BEGIN

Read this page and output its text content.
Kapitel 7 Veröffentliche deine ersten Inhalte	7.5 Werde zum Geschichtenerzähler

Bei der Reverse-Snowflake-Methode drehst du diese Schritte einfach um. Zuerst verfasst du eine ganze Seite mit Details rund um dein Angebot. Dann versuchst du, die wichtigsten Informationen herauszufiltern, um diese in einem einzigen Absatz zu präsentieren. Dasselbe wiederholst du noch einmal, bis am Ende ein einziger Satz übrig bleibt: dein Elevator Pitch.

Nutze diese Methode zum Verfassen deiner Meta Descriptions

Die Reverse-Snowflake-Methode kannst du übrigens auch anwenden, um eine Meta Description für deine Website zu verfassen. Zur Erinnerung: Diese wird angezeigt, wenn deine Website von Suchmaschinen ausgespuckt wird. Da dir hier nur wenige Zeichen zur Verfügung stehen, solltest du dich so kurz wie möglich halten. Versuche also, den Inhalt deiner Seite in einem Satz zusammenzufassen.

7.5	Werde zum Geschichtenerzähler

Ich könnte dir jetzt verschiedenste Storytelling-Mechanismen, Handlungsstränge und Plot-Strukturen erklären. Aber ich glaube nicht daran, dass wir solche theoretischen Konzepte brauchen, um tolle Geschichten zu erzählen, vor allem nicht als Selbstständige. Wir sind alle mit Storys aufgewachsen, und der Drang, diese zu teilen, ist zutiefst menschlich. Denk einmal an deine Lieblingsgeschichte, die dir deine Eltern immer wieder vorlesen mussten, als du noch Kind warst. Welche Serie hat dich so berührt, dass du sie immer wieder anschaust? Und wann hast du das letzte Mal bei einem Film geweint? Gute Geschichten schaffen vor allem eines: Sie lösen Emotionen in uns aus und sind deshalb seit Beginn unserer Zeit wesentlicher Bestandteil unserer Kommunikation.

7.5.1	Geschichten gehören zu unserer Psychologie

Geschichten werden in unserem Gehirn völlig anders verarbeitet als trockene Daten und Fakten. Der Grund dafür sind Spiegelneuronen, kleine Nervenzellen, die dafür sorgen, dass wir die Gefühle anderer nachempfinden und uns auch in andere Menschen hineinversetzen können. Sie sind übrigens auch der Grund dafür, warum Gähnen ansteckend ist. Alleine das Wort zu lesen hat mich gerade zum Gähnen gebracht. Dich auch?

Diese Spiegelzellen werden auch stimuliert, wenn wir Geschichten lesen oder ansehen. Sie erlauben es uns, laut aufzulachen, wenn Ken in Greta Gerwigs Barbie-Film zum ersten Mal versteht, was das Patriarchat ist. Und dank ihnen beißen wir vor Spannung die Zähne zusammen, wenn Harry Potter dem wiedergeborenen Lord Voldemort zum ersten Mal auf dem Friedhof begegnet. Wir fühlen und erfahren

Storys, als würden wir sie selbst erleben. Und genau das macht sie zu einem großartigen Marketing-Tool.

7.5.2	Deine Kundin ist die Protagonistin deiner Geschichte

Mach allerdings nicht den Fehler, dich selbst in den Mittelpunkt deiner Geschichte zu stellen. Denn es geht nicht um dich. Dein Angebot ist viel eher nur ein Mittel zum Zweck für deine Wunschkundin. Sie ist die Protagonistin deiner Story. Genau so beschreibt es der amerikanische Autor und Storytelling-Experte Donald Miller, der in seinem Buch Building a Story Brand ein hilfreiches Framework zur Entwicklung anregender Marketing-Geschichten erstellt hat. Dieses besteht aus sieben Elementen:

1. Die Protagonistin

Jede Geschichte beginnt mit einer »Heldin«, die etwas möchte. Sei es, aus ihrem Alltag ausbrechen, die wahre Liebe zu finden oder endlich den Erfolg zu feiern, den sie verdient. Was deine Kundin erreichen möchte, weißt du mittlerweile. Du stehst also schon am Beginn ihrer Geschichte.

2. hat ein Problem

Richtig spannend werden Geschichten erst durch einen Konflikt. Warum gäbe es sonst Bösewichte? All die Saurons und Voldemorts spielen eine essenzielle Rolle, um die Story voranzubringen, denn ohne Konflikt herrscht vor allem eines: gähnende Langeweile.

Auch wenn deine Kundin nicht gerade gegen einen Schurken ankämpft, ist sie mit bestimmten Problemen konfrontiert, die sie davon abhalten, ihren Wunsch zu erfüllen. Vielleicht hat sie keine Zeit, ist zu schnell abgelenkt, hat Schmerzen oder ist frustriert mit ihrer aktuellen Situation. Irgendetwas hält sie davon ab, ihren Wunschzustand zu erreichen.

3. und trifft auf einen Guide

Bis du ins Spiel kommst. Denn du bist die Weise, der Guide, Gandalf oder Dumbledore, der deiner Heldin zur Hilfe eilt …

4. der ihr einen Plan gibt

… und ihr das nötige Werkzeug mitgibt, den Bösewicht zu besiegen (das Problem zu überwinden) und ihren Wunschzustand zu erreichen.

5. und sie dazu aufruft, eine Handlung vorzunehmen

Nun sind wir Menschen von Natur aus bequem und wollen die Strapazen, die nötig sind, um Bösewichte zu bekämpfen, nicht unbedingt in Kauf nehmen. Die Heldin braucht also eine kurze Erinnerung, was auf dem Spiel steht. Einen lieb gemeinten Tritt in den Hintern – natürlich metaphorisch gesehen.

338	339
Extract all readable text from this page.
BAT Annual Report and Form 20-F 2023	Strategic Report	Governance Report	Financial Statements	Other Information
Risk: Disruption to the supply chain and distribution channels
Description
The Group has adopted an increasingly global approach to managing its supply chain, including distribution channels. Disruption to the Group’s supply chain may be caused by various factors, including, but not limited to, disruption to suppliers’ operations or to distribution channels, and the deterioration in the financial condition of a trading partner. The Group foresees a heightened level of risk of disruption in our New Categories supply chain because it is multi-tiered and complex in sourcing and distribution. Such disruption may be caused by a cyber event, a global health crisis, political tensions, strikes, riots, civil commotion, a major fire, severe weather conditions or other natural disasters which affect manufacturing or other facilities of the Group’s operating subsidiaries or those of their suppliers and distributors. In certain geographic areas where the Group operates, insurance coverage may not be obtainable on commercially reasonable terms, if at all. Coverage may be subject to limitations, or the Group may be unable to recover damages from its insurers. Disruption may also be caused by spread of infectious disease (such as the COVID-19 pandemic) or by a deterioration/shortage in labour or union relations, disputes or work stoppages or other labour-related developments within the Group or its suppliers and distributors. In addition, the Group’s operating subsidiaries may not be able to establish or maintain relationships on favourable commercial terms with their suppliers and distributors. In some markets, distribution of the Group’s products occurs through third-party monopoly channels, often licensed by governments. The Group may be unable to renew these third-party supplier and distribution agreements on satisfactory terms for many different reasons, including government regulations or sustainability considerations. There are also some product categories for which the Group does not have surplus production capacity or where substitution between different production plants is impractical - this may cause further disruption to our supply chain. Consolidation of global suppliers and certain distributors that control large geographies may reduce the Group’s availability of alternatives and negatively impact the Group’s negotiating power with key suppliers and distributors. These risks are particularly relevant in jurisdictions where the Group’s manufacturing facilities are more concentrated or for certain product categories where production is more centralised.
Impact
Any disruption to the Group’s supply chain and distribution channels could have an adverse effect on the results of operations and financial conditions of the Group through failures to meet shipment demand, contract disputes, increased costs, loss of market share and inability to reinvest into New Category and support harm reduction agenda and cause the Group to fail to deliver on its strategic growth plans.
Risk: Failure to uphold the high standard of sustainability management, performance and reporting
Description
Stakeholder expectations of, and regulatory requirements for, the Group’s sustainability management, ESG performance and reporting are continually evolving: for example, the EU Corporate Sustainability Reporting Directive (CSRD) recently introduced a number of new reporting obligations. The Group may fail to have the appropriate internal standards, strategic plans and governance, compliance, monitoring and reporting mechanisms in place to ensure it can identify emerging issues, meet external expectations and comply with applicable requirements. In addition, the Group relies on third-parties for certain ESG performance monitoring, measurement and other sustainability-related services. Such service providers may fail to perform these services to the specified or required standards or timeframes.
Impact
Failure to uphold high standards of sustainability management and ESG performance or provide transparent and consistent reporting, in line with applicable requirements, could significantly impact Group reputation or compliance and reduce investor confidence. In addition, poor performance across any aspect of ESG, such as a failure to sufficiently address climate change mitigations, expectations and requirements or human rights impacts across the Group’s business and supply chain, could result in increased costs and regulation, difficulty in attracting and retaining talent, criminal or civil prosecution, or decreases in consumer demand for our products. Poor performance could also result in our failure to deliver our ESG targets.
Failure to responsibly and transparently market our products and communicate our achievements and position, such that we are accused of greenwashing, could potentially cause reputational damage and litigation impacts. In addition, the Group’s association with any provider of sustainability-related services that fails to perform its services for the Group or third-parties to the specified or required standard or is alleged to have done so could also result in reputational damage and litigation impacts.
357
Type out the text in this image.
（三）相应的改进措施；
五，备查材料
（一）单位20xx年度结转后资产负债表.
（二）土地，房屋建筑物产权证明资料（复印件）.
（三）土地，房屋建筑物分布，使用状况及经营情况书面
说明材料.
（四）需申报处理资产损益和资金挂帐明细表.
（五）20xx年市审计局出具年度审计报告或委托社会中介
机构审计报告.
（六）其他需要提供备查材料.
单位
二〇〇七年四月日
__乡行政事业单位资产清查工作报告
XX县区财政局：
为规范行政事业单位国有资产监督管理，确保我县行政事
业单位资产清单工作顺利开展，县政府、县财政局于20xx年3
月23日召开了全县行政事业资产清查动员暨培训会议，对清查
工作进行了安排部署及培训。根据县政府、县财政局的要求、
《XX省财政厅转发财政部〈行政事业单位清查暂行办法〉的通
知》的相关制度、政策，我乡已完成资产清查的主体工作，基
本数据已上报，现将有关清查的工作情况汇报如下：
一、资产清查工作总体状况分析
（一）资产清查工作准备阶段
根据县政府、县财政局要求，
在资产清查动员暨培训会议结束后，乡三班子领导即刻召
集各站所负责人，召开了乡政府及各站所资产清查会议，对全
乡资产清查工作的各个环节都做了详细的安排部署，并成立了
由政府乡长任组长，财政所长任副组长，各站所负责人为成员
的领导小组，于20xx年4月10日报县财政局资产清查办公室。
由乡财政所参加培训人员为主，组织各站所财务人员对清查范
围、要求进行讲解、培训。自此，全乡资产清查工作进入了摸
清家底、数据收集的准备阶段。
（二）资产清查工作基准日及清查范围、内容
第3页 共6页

END

■ AIM
Find the lines above holding the word "Guide" and show them.

■ OUTPUT BELOW
3. und trifft auf einen Guide
Bis du ins Spiel kommst. Denn du bist die Weise, der Guide, Gandalf oder Dumbledore, der deiner Heldin zur Hilfe eilt …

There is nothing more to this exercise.